REQUEST: Reproduce the complete listing without any deviation.

(Dataset entries)
(begin)

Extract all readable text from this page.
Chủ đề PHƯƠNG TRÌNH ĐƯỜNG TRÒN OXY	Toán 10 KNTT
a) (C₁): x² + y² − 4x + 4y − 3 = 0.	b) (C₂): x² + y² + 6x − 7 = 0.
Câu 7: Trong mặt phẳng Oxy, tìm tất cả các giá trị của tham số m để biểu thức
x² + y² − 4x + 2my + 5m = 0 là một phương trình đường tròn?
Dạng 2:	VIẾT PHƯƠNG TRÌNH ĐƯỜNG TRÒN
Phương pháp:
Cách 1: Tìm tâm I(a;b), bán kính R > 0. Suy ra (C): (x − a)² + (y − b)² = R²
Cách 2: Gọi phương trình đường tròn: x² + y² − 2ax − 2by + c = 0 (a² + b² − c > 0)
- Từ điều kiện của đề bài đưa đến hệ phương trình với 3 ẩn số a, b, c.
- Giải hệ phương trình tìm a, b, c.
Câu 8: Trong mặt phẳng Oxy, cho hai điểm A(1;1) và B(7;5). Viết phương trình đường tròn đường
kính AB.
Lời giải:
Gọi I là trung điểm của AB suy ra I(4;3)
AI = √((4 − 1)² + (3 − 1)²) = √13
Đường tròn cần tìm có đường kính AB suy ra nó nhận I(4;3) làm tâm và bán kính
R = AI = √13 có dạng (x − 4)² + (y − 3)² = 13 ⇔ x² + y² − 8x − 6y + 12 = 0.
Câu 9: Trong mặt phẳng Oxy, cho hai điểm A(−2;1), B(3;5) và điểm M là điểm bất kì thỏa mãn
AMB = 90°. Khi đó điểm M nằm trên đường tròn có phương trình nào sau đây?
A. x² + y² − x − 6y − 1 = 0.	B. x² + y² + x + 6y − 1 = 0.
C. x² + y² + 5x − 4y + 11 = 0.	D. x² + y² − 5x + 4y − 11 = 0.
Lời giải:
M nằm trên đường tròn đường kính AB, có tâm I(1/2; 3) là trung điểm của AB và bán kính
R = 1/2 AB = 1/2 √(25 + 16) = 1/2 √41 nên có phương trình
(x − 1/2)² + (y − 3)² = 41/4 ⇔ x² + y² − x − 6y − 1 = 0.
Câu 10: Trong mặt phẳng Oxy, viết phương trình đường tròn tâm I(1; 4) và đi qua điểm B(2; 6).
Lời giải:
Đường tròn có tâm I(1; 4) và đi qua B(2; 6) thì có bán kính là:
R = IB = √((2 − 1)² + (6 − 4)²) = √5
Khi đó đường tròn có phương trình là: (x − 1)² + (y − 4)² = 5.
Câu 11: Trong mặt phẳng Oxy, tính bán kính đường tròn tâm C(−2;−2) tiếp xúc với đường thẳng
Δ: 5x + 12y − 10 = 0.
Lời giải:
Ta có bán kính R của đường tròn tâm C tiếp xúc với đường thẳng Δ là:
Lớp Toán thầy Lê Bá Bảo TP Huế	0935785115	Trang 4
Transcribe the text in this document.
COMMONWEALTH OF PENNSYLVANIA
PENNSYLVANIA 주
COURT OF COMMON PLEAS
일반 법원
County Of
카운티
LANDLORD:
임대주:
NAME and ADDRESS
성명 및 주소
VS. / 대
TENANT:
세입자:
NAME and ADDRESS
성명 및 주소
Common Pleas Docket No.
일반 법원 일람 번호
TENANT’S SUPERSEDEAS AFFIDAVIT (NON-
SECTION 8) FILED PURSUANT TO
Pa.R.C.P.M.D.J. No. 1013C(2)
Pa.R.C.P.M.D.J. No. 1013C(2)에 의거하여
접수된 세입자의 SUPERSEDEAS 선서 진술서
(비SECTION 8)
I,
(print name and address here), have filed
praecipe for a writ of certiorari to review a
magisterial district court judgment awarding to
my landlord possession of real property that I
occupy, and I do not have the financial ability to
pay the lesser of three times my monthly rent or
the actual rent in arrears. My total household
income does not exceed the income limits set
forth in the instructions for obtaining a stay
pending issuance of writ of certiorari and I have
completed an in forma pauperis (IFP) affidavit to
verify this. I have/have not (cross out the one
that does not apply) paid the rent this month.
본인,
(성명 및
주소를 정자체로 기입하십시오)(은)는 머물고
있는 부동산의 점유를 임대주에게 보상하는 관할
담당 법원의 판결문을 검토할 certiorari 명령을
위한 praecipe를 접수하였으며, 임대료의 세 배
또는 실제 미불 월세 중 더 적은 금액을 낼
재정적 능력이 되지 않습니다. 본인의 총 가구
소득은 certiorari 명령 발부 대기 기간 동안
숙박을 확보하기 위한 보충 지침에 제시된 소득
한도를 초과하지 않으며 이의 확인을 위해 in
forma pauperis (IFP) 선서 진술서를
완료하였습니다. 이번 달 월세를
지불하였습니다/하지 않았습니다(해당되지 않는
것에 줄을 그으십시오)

(end)

TASK RESULT:
Extract all readable text from this page.
Chủ đề PHƯƠNG TRÌNH ĐƯỜNG TRÒN OXY	Toán 10 KNTT
a) (C₁): x² + y² − 4x + 4y − 3 = 0.	b) (C₂): x² + y² + 6x − 7 = 0.
Câu 7: Trong mặt phẳng Oxy, tìm tất cả các giá trị của tham số m để biểu thức
x² + y² − 4x + 2my + 5m = 0 là một phương trình đường tròn?
Dạng 2:	VIẾT PHƯƠNG TRÌNH ĐƯỜNG TRÒN
Phương pháp:
Cách 1: Tìm tâm I(a;b), bán kính R > 0. Suy ra (C): (x − a)² + (y − b)² = R²
Cách 2: Gọi phương trình đường tròn: x² + y² − 2ax − 2by + c = 0 (a² + b² − c > 0)
- Từ điều kiện của đề bài đưa đến hệ phương trình với 3 ẩn số a, b, c.
- Giải hệ phương trình tìm a, b, c.
Câu 8: Trong mặt phẳng Oxy, cho hai điểm A(1;1) và B(7;5). Viết phương trình đường tròn đường
kính AB.
Lời giải:
Gọi I là trung điểm của AB suy ra I(4;3)
AI = √((4 − 1)² + (3 − 1)²) = √13
Đường tròn cần tìm có đường kính AB suy ra nó nhận I(4;3) làm tâm và bán kính
R = AI = √13 có dạng (x − 4)² + (y − 3)² = 13 ⇔ x² + y² − 8x − 6y + 12 = 0.
Câu 9: Trong mặt phẳng Oxy, cho hai điểm A(−2;1), B(3;5) và điểm M là điểm bất kì thỏa mãn
AMB = 90°. Khi đó điểm M nằm trên đường tròn có phương trình nào sau đây?
A. x² + y² − x − 6y − 1 = 0.	B. x² + y² + x + 6y − 1 = 0.
C. x² + y² + 5x − 4y + 11 = 0.	D. x² + y² − 5x + 4y − 11 = 0.
Lời giải:
M nằm trên đường tròn đường kính AB, có tâm I(1/2; 3) là trung điểm của AB và bán kính
R = 1/2 AB = 1/2 √(25 + 16) = 1/2 √41 nên có phương trình
(x − 1/2)² + (y − 3)² = 41/4 ⇔ x² + y² − x − 6y − 1 = 0.
Câu 10: Trong mặt phẳng Oxy, viết phương trình đường tròn tâm I(1; 4) và đi qua điểm B(2; 6).
Lời giải:
Đường tròn có tâm I(1; 4) và đi qua B(2; 6) thì có bán kính là:
R = IB = √((2 − 1)² + (6 − 4)²) = √5
Khi đó đường tròn có phương trình là: (x − 1)² + (y − 4)² = 5.
Câu 11: Trong mặt phẳng Oxy, tính bán kính đường tròn tâm C(−2;−2) tiếp xúc với đường thẳng
Δ: 5x + 12y − 10 = 0.
Lời giải:
Ta có bán kính R của đường tròn tâm C tiếp xúc với đường thẳng Δ là:
Lớp Toán thầy Lê Bá Bảo TP Huế	0935785115	Trang 4
Transcribe the text in this document.
COMMONWEALTH OF PENNSYLVANIA
PENNSYLVANIA 주
COURT OF COMMON PLEAS
일반 법원
County Of
카운티
LANDLORD:
임대주:
NAME and ADDRESS
성명 및 주소
VS. / 대
TENANT:
세입자:
NAME and ADDRESS
성명 및 주소
Common Pleas Docket No.
일반 법원 일람 번호
TENANT’S SUPERSEDEAS AFFIDAVIT (NON-
SECTION 8) FILED PURSUANT TO
Pa.R.C.P.M.D.J. No. 1013C(2)
Pa.R.C.P.M.D.J. No. 1013C(2)에 의거하여
접수된 세입자의 SUPERSEDEAS 선서 진술서
(비SECTION 8)
I,
(print name and address here), have filed
praecipe for a writ of certiorari to review a
magisterial district court judgment awarding to
my landlord possession of real property that I
occupy, and I do not have the financial ability to
pay the lesser of three times my monthly rent or
the actual rent in arrears. My total household
income does not exceed the income limits set
forth in the instructions for obtaining a stay
pending issuance of writ of certiorari and I have
completed an in forma pauperis (IFP) affidavit to
verify this. I have/have not (cross out the one
that does not apply) paid the rent this month.
본인,
(성명 및
주소를 정자체로 기입하십시오)(은)는 머물고
있는 부동산의 점유를 임대주에게 보상하는 관할
담당 법원의 판결문을 검토할 certiorari 명령을
위한 praecipe를 접수하였으며, 임대료의 세 배
또는 실제 미불 월세 중 더 적은 금액을 낼
재정적 능력이 되지 않습니다. 본인의 총 가구
소득은 certiorari 명령 발부 대기 기간 동안
숙박을 확보하기 위한 보충 지침에 제시된 소득
한도를 초과하지 않으며 이의 확인을 위해 in
forma pauperis (IFP) 선서 진술서를
완료하였습니다. 이번 달 월세를
지불하였습니다/하지 않았습니다(해당되지 않는
것에 줄을 그으십시오)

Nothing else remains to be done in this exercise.